━━ Record set ━━
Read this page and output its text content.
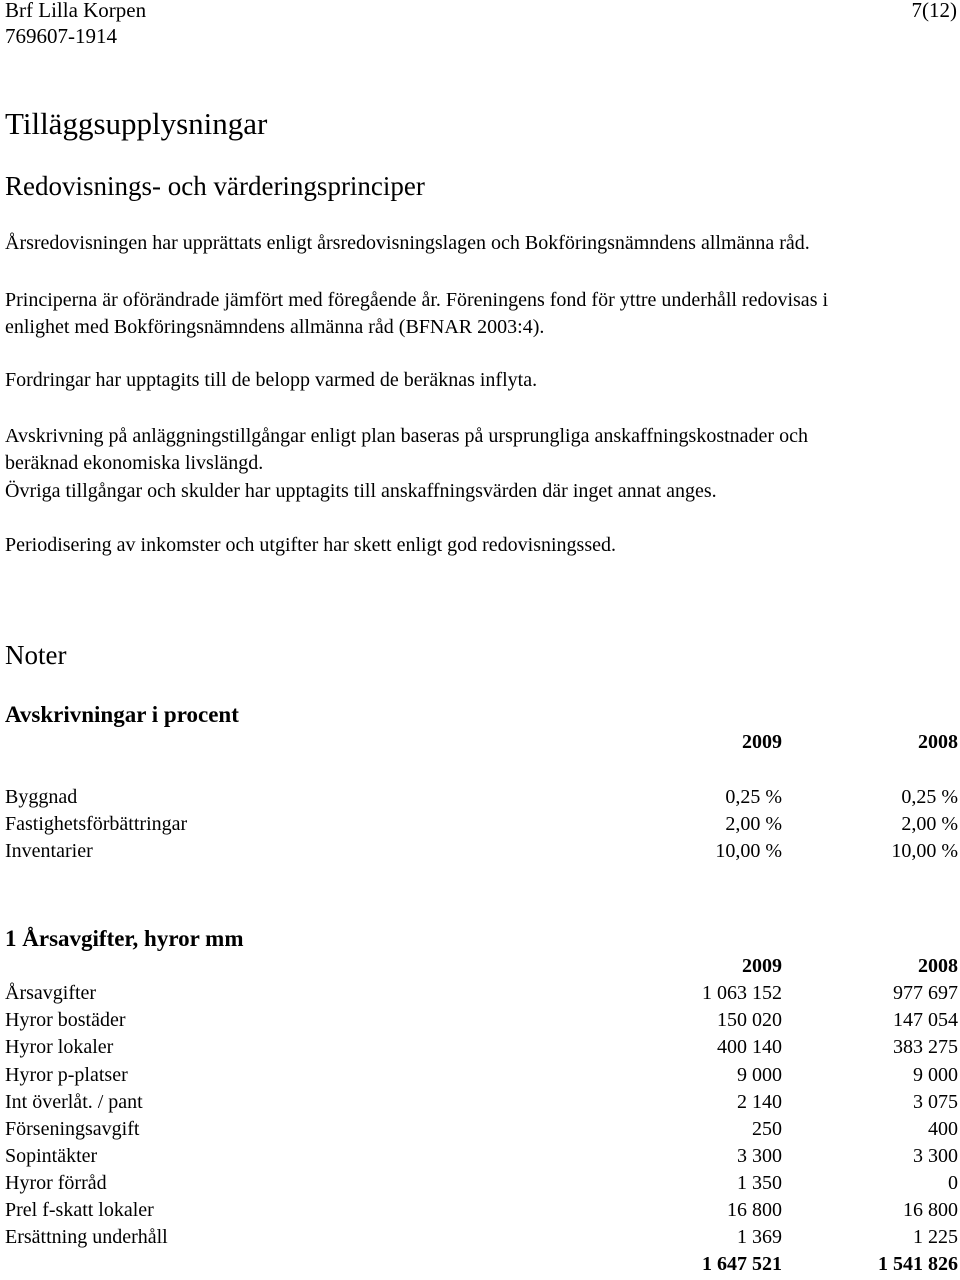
Brf Lilla Korpen	7(12)
769607-1914
Tilläggsupplysningar
Redovisnings- och värderingsprinciper
Årsredovisningen har upprättats enligt årsredovisningslagen och Bokföringsnämndens allmänna råd.
Principerna är oförändrade jämfört med föregående år. Föreningens fond för yttre underhåll redovisas i
enlighet med Bokföringsnämndens allmänna råd (BFNAR 2003:4).
Fordringar har upptagits till de belopp varmed de beräknas inflyta.
Avskrivning på anläggningstillgångar enligt plan baseras på ursprungliga anskaffningskostnader och
beräknad ekonomiska livslängd.
Övriga tillgångar och skulder har upptagits till anskaffningsvärden där inget annat anges.
Periodisering av inkomster och utgifter har skett enligt god redovisningssed.
Noter
Avskrivningar i procent
2009	2008
Byggnad	0,25 %	0,25 %
Fastighetsförbättringar	2,00 %	2,00 %
Inventarier	10,00 %	10,00 %
1 Årsavgifter, hyror mm
2009	2008
Årsavgifter	1 063 152	977 697
Hyror bostäder	150 020	147 054
Hyror lokaler	400 140	383 275
Hyror p-platser	9 000	9 000
Int överlåt. / pant	2 140	3 075
Förseningsavgift	250	400
Sopintäkter	3 300	3 300
Hyror förråd	1 350	0
Prel f-skatt lokaler	16 800	16 800
Ersättning underhåll	1 369	1 225
1 647 521	1 541 826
━━━
→ Request:
Leave the pictures out and print the records above exactly as they stand.

→ Exercise answer:
Read this page and output its text content.
Brf Lilla Korpen	7(12)
769607-1914
Tilläggsupplysningar
Redovisnings- och värderingsprinciper
Årsredovisningen har upprättats enligt årsredovisningslagen och Bokföringsnämndens allmänna råd.
Principerna är oförändrade jämfört med föregående år. Föreningens fond för yttre underhåll redovisas i
enlighet med Bokföringsnämndens allmänna råd (BFNAR 2003:4).
Fordringar har upptagits till de belopp varmed de beräknas inflyta.
Avskrivning på anläggningstillgångar enligt plan baseras på ursprungliga anskaffningskostnader och
beräknad ekonomiska livslängd.
Övriga tillgångar och skulder har upptagits till anskaffningsvärden där inget annat anges.
Periodisering av inkomster och utgifter har skett enligt god redovisningssed.
Noter
Avskrivningar i procent
2009	2008
Byggnad	0,25 %	0,25 %
Fastighetsförbättringar	2,00 %	2,00 %
Inventarier	10,00 %	10,00 %
1 Årsavgifter, hyror mm
2009	2008
Årsavgifter	1 063 152	977 697
Hyror bostäder	150 020	147 054
Hyror lokaler	400 140	383 275
Hyror p-platser	9 000	9 000
Int överlåt. / pant	2 140	3 075
Förseningsavgift	250	400
Sopintäkter	3 300	3 300
Hyror förråd	1 350	0
Prel f-skatt lokaler	16 800	16 800
Ersättning underhåll	1 369	1 225
1 647 521	1 541 826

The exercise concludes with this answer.